* **Problem description**
Write each line out again exactly as written.

--- start Exercise materials ---

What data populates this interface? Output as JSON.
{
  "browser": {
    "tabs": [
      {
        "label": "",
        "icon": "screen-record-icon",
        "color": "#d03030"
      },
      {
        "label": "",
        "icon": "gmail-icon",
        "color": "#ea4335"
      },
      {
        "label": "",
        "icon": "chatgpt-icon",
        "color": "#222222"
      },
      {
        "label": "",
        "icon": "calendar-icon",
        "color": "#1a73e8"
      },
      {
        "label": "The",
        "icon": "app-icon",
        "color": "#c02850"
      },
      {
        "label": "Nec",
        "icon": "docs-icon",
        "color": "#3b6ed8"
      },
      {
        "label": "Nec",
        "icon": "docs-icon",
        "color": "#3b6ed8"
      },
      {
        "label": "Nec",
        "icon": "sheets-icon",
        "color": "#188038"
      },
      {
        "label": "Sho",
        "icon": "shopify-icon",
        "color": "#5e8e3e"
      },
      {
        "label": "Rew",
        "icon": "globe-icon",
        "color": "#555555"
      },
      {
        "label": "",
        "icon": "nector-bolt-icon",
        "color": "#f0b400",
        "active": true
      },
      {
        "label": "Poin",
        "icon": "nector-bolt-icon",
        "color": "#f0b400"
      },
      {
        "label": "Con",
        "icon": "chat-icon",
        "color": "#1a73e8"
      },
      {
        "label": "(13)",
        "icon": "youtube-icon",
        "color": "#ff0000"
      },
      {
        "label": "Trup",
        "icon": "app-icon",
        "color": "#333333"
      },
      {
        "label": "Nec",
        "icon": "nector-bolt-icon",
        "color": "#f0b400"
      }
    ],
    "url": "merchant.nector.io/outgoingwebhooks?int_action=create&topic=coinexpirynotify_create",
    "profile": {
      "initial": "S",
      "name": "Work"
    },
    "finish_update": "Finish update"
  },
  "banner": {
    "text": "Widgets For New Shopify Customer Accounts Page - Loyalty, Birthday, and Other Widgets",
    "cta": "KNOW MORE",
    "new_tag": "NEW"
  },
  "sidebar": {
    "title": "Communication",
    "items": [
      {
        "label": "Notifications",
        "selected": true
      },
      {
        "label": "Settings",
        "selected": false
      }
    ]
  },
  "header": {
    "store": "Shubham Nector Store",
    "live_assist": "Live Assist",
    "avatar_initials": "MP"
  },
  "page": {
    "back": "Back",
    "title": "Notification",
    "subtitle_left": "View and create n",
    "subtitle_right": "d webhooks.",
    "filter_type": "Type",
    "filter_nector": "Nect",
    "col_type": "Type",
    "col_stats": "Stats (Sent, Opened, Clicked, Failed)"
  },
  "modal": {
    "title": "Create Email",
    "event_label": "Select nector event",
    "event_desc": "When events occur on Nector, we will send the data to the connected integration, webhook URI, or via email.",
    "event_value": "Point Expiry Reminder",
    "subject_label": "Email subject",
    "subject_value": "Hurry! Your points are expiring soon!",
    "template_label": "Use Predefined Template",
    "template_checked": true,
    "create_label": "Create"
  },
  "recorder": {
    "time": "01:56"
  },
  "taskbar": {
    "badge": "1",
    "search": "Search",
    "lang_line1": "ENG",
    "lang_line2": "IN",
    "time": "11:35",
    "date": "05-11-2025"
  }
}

--- end Exercise materials ---

* **The solution**
What data populates this interface? Output as JSON.
{
  "browser": {
    "tabs": [
      {
        "label": "",
        "icon": "screen-record-icon",
        "color": "#d03030"
      },
      {
        "label": "",
        "icon": "gmail-icon",
        "color": "#ea4335"
      },
      {
        "label": "",
        "icon": "chatgpt-icon",
        "color": "#222222"
      },
      {
        "label": "",
        "icon": "calendar-icon",
        "color": "#1a73e8"
      },
      {
        "label": "The",
        "icon": "app-icon",
        "color": "#c02850"
      },
      {
        "label": "Nec",
        "icon": "docs-icon",
        "color": "#3b6ed8"
      },
      {
        "label": "Nec",
        "icon": "docs-icon",
        "color": "#3b6ed8"
      },
      {
        "label": "Nec",
        "icon": "sheets-icon",
        "color": "#188038"
      },
      {
        "label": "Sho",
        "icon": "shopify-icon",
        "color": "#5e8e3e"
      },
      {
        "label": "Rew",
        "icon": "globe-icon",
        "color": "#555555"
      },
      {
        "label": "",
        "icon": "nector-bolt-icon",
        "color": "#f0b400",
        "active": true
      },
      {
        "label": "Poin",
        "icon": "nector-bolt-icon",
        "color": "#f0b400"
      },
      {
        "label": "Con",
        "icon": "chat-icon",
        "color": "#1a73e8"
      },
      {
        "label": "(13)",
        "icon": "youtube-icon",
        "color": "#ff0000"
      },
      {
        "label": "Trup",
        "icon": "app-icon",
        "color": "#333333"
      },
      {
        "label": "Nec",
        "icon": "nector-bolt-icon",
        "color": "#f0b400"
      }
    ],
    "url": "merchant.nector.io/outgoingwebhooks?int_action=create&topic=coinexpirynotify_create",
    "profile": {
      "initial": "S",
      "name": "Work"
    },
    "finish_update": "Finish update"
  },
  "banner": {
    "text": "Widgets For New Shopify Customer Accounts Page - Loyalty, Birthday, and Other Widgets",
    "cta": "KNOW MORE",
    "new_tag": "NEW"
  },
  "sidebar": {
    "title": "Communication",
    "items": [
      {
        "label": "Notifications",
        "selected": true
      },
      {
        "label": "Settings",
        "selected": false
      }
    ]
  },
  "header": {
    "store": "Shubham Nector Store",
    "live_assist": "Live Assist",
    "avatar_initials": "MP"
  },
  "page": {
    "back": "Back",
    "title": "Notification",
    "subtitle_left": "View and create n",
    "subtitle_right": "d webhooks.",
    "filter_type": "Type",
    "filter_nector": "Nect",
    "col_type": "Type",
    "col_stats": "Stats (Sent, Opened, Clicked, Failed)"
  },
  "modal": {
    "title": "Create Email",
    "event_label": "Select nector event",
    "event_desc": "When events occur on Nector, we will send the data to the connected integration, webhook URI, or via email.",
    "event_value": "Point Expiry Reminder",
    "subject_label": "Email subject",
    "subject_value": "Hurry! Your points are expiring soon!",
    "template_label": "Use Predefined Template",
    "template_checked": true,
    "create_label": "Create"
  },
  "recorder": {
    "time": "01:56"
  },
  "taskbar": {
    "badge": "1",
    "search": "Search",
    "lang_line1": "ENG",
    "lang_line2": "IN",
    "time": "11:35",
    "date": "05-11-2025"
  }
}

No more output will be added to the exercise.